▶ **Directions for this task**
Every record should be written out exactly, with the pictures left out.

(Stored items)

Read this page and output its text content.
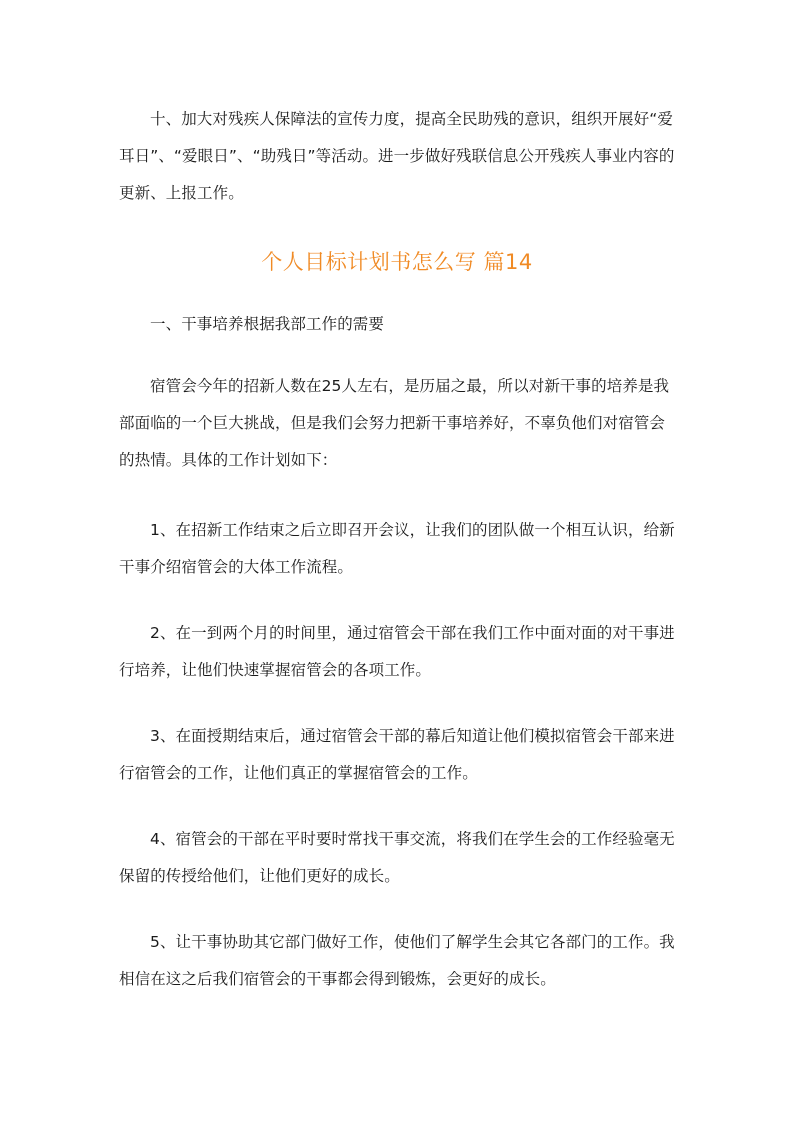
十、加大对残疾人保障法的宣传力度，提高全民助残的意识，组织开展好“爱耳日”、“爱眼日”、“助残日”等活动。进一步做好残联信息公开残疾人事业内容的更新、上报工作。

个人目标计划书怎么写 篇14

一、干事培养根据我部工作的需要

宿管会今年的招新人数在25人左右，是历届之最，所以对新干事的培养是我部面临的一个巨大挑战，但是我们会努力把新干事培养好，不辜负他们对宿管会的热情。具体的工作计划如下：

1、在招新工作结束之后立即召开会议，让我们的团队做一个相互认识，给新干事介绍宿管会的大体工作流程。

2、在一到两个月的时间里，通过宿管会干部在我们工作中面对面的对干事进行培养，让他们快速掌握宿管会的各项工作。

3、在面授期结束后，通过宿管会干部的幕后知道让他们模拟宿管会干部来进行宿管会的工作，让他们真正的掌握宿管会的工作。

4、宿管会的干部在平时要时常找干事交流，将我们在学生会的工作经验毫无保留的传授给他们，让他们更好的成长。

5、让干事协助其它部门做好工作，使他们了解学生会其它各部门的工作。我相信在这之后我们宿管会的干事都会得到锻炼，会更好的成长。
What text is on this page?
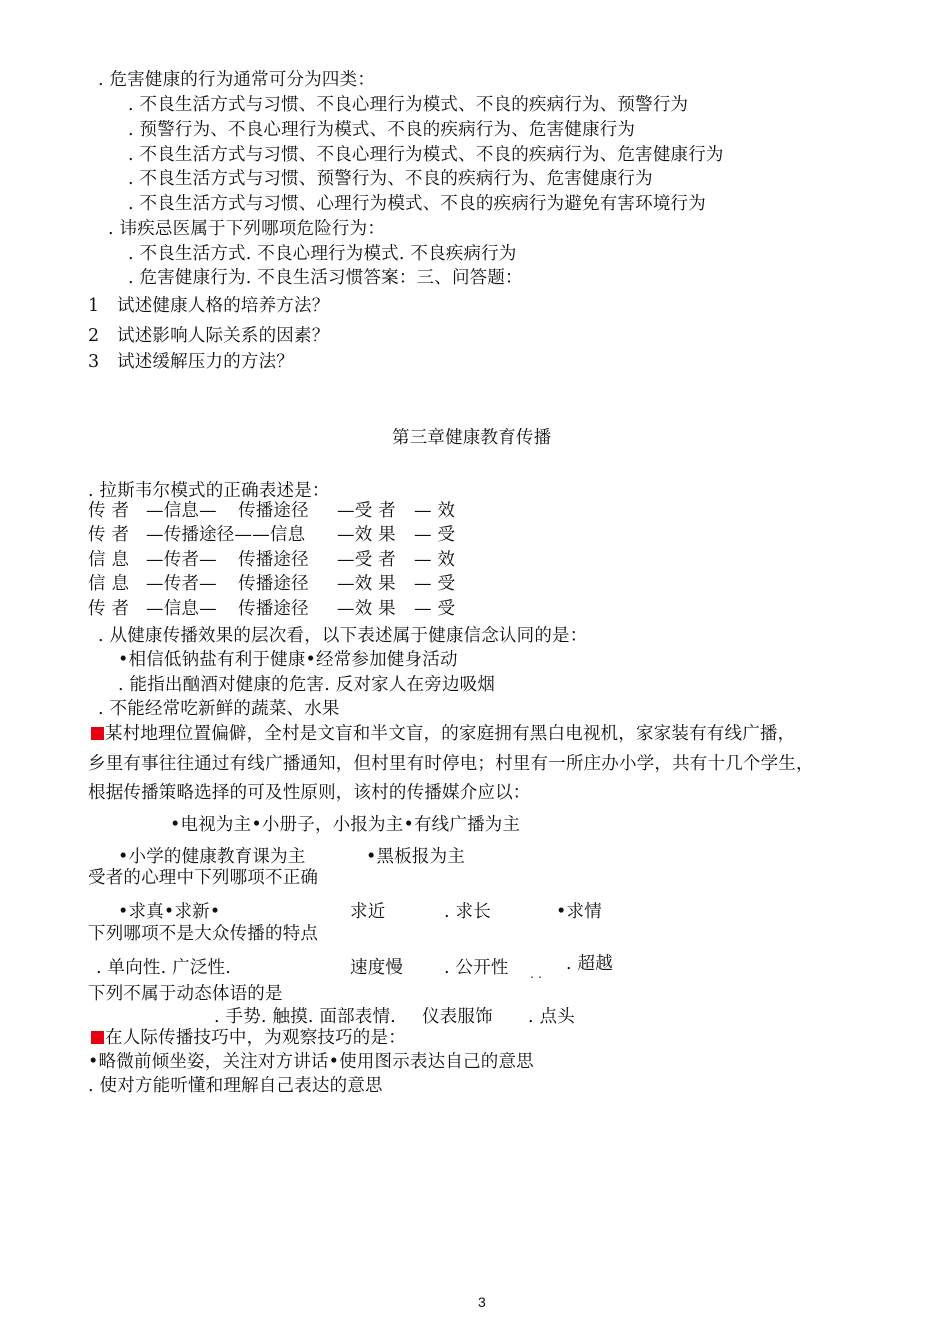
. 危害健康的行为通常可分为四类：
. 不良生活方式与习惯、不良心理行为模式、不良的疾病行为、预警行为
. 预警行为、不良心理行为模式、不良的疾病行为、危害健康行为
. 不良生活方式与习惯、不良心理行为模式、不良的疾病行为、危害健康行为
. 不良生活方式与习惯、预警行为、不良的疾病行为、危害健康行为
. 不良生活方式与习惯、心理行为模式、不良的疾病行为避免有害环境行为
. 讳疾忌医属于下列哪项危险行为：
. 不良生活方式. 不良心理行为模式. 不良疾病行为
. 危害健康行为. 不良生活习惯答案：三、问答题：
1 试述健康人格的培养方法？
2 试述影响人际关系的因素？
3 试述缓解压力的方法？
第三章健康教育传播
. 拉斯韦尔模式的正确表述是：
传 者 —信息— 传播途径 —受 者 — 效
传 者 —传播途径——信息 —效 果 — 受
信 息 —传者— 传播途径 —受 者 — 效
信 息 —传者— 传播途径 —效 果 — 受
传 者 —信息— 传播途径 —效 果 — 受
. 从健康传播效果的层次看，以下表述属于健康信念认同的是：
•相信低钠盐有利于健康•经常参加健身活动
. 能指出酗酒对健康的危害. 反对家人在旁边吸烟
. 不能经常吃新鲜的蔬菜、水果
某村地理位置偏僻，全村是文盲和半文盲，的家庭拥有黑白电视机，家家装有有线广播，
乡里有事往往通过有线广播通知，但村里有时停电；村里有一所庄办小学，共有十几个学生，
根据传播策略选择的可及性原则，该村的传播媒介应以：
•电视为主•小册子，小报为主•有线广播为主
•小学的健康教育课为主	•黑板报为主
受者的心理中下列哪项不正确
•求真•求新•	求近	. 求长	•求情
下列哪项不是大众传播的特点
. 单向性. 广泛性.	速度慢 . 公开性 . . . 超越
下列不属于动态体语的是
. 手势. 触摸. 面部表情. 仪表服饰 . 点头
在人际传播技巧中，为观察技巧的是：
•略微前倾坐姿，关注对方讲话•使用图示表达自己的意思
. 使对方能听懂和理解自己表达的意思
3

▶ **Worked solution**
Read this page and output its text content.
十、加大对残疾人保障法的宣传力度，提高全民助残的意识，组织开展好“爱耳日”、“爱眼日”、“助残日”等活动。进一步做好残联信息公开残疾人事业内容的更新、上报工作。

个人目标计划书怎么写 篇14

一、干事培养根据我部工作的需要

宿管会今年的招新人数在25人左右，是历届之最，所以对新干事的培养是我部面临的一个巨大挑战，但是我们会努力把新干事培养好，不辜负他们对宿管会的热情。具体的工作计划如下：

1、在招新工作结束之后立即召开会议，让我们的团队做一个相互认识，给新干事介绍宿管会的大体工作流程。

2、在一到两个月的时间里，通过宿管会干部在我们工作中面对面的对干事进行培养，让他们快速掌握宿管会的各项工作。

3、在面授期结束后，通过宿管会干部的幕后知道让他们模拟宿管会干部来进行宿管会的工作，让他们真正的掌握宿管会的工作。

4、宿管会的干部在平时要时常找干事交流，将我们在学生会的工作经验毫无保留的传授给他们，让他们更好的成长。

5、让干事协助其它部门做好工作，使他们了解学生会其它各部门的工作。我相信在这之后我们宿管会的干事都会得到锻炼，会更好的成长。
What text is on this page?
. 危害健康的行为通常可分为四类：
. 不良生活方式与习惯、不良心理行为模式、不良的疾病行为、预警行为
. 预警行为、不良心理行为模式、不良的疾病行为、危害健康行为
. 不良生活方式与习惯、不良心理行为模式、不良的疾病行为、危害健康行为
. 不良生活方式与习惯、预警行为、不良的疾病行为、危害健康行为
. 不良生活方式与习惯、心理行为模式、不良的疾病行为避免有害环境行为
. 讳疾忌医属于下列哪项危险行为：
. 不良生活方式. 不良心理行为模式. 不良疾病行为
. 危害健康行为. 不良生活习惯答案：三、问答题：
1 试述健康人格的培养方法？
2 试述影响人际关系的因素？
3 试述缓解压力的方法？
第三章健康教育传播
. 拉斯韦尔模式的正确表述是：
传 者 —信息— 传播途径 —受 者 — 效
传 者 —传播途径——信息 —效 果 — 受
信 息 —传者— 传播途径 —受 者 — 效
信 息 —传者— 传播途径 —效 果 — 受
传 者 —信息— 传播途径 —效 果 — 受
. 从健康传播效果的层次看，以下表述属于健康信念认同的是：
•相信低钠盐有利于健康•经常参加健身活动
. 能指出酗酒对健康的危害. 反对家人在旁边吸烟
. 不能经常吃新鲜的蔬菜、水果
某村地理位置偏僻，全村是文盲和半文盲，的家庭拥有黑白电视机，家家装有有线广播，
乡里有事往往通过有线广播通知，但村里有时停电；村里有一所庄办小学，共有十几个学生，
根据传播策略选择的可及性原则，该村的传播媒介应以：
•电视为主•小册子，小报为主•有线广播为主
•小学的健康教育课为主	•黑板报为主
受者的心理中下列哪项不正确
•求真•求新•	求近	. 求长	•求情
下列哪项不是大众传播的特点
. 单向性. 广泛性.	速度慢 . 公开性 . . . 超越
下列不属于动态体语的是
. 手势. 触摸. 面部表情. 仪表服饰 . 点头
在人际传播技巧中，为观察技巧的是：
•略微前倾坐姿，关注对方讲话•使用图示表达自己的意思
. 使对方能听懂和理解自己表达的意思
3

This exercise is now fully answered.